- Exercise description -
Look over the entries that follow and work out how many lines contain "from". State the number only.

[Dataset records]
[BEGIN]
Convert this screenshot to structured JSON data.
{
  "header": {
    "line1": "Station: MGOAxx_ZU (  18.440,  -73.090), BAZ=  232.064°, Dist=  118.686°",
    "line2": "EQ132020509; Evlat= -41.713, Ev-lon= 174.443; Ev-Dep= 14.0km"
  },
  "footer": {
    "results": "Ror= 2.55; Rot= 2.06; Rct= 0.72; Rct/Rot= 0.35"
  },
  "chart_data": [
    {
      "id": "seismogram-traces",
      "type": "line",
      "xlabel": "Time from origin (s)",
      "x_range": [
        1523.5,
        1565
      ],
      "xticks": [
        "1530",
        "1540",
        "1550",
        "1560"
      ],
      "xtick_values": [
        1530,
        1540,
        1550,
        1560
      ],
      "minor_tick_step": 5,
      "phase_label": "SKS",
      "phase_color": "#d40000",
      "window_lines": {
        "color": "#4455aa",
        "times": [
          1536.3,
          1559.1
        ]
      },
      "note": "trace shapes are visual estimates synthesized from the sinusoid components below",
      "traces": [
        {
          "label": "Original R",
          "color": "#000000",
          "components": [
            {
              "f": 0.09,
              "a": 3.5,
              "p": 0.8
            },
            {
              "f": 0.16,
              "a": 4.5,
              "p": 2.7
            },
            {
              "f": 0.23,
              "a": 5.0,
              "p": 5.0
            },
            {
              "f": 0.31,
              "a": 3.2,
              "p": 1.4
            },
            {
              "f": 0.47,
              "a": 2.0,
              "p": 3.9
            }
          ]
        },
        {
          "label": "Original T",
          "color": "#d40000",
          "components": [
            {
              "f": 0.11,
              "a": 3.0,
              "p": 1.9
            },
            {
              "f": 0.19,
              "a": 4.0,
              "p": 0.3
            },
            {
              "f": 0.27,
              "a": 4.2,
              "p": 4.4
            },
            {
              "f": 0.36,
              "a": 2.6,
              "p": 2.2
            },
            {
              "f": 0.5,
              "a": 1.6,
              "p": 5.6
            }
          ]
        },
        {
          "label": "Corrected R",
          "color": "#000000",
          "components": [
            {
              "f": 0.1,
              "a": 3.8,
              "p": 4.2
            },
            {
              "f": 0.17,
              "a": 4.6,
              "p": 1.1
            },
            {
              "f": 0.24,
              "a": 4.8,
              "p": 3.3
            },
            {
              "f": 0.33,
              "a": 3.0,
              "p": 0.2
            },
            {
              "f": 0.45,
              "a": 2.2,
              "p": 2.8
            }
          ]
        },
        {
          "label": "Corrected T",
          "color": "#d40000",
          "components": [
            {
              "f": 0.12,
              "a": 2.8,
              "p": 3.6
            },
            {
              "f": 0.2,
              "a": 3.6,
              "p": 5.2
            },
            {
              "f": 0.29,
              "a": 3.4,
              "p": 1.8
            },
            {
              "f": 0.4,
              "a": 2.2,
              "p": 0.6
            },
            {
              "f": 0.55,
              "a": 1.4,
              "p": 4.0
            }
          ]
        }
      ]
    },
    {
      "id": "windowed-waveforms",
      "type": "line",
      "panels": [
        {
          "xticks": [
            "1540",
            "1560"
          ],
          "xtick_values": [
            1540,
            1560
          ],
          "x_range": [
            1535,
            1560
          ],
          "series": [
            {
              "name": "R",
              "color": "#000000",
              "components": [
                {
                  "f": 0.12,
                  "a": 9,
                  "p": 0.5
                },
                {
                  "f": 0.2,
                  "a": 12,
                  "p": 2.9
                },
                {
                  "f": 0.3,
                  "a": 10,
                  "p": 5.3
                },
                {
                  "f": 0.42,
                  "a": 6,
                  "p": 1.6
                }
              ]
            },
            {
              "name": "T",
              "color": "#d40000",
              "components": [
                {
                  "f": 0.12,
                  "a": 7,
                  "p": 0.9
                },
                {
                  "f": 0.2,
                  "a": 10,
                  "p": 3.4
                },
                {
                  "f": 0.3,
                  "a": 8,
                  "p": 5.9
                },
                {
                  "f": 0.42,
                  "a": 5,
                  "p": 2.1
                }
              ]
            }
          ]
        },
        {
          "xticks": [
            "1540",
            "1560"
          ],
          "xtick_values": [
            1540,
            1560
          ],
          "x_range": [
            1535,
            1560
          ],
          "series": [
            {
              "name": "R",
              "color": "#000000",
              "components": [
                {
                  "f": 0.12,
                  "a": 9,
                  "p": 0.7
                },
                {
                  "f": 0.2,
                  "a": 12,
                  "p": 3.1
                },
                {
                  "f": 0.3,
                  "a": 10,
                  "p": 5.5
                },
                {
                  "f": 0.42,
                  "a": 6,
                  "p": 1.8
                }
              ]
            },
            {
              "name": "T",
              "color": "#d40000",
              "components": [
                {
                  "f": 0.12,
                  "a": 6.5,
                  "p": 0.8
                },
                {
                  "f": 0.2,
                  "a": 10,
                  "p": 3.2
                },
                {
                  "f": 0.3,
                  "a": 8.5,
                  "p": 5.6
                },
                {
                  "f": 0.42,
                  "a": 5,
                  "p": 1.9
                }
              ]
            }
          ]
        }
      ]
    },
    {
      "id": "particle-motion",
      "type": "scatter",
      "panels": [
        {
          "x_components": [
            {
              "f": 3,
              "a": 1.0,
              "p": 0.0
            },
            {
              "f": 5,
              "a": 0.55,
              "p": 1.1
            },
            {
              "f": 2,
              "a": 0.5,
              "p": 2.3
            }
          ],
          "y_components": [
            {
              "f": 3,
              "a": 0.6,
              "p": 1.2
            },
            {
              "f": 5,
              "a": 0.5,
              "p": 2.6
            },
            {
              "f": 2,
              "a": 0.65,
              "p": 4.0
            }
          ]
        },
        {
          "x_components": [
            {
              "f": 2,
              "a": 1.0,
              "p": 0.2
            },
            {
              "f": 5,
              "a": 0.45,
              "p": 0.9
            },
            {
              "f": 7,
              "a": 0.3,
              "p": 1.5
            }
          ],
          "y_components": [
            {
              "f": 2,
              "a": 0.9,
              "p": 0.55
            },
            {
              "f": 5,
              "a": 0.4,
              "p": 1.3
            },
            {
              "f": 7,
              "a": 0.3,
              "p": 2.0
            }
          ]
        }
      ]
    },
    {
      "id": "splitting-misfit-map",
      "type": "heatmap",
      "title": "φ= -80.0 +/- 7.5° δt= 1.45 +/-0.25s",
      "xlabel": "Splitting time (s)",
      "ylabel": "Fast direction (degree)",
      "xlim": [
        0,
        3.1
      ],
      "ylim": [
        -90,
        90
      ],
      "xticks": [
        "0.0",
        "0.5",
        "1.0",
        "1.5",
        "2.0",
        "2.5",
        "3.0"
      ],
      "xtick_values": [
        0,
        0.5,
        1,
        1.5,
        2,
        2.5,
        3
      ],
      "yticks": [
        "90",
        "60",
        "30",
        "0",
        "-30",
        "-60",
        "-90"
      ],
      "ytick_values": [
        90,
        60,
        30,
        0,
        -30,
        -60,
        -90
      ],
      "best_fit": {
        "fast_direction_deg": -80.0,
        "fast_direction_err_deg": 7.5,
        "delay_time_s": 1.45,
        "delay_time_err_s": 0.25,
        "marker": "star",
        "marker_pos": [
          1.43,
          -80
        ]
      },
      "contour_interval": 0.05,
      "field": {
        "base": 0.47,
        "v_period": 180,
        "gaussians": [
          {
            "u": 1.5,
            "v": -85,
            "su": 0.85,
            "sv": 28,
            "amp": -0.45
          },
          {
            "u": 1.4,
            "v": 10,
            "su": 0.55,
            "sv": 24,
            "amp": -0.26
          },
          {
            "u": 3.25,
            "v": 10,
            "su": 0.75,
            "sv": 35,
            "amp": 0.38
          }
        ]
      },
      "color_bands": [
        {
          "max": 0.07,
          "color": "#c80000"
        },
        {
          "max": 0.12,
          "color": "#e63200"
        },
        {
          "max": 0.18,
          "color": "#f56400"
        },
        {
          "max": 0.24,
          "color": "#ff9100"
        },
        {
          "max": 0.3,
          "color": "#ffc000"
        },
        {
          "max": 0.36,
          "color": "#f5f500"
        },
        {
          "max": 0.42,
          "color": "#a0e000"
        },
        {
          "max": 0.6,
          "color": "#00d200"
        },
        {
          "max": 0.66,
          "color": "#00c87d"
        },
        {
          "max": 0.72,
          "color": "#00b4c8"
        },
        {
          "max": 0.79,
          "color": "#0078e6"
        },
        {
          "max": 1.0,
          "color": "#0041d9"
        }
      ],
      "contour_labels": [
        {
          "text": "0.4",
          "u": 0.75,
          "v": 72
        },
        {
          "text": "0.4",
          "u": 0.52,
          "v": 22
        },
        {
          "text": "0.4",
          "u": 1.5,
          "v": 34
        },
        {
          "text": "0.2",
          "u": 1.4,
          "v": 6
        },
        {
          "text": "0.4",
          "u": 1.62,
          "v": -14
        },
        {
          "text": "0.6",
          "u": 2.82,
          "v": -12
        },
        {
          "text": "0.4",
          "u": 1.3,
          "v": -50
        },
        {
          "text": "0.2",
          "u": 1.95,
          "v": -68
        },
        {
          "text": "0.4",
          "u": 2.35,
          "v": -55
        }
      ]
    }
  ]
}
[END]
- Answer to this problem -
2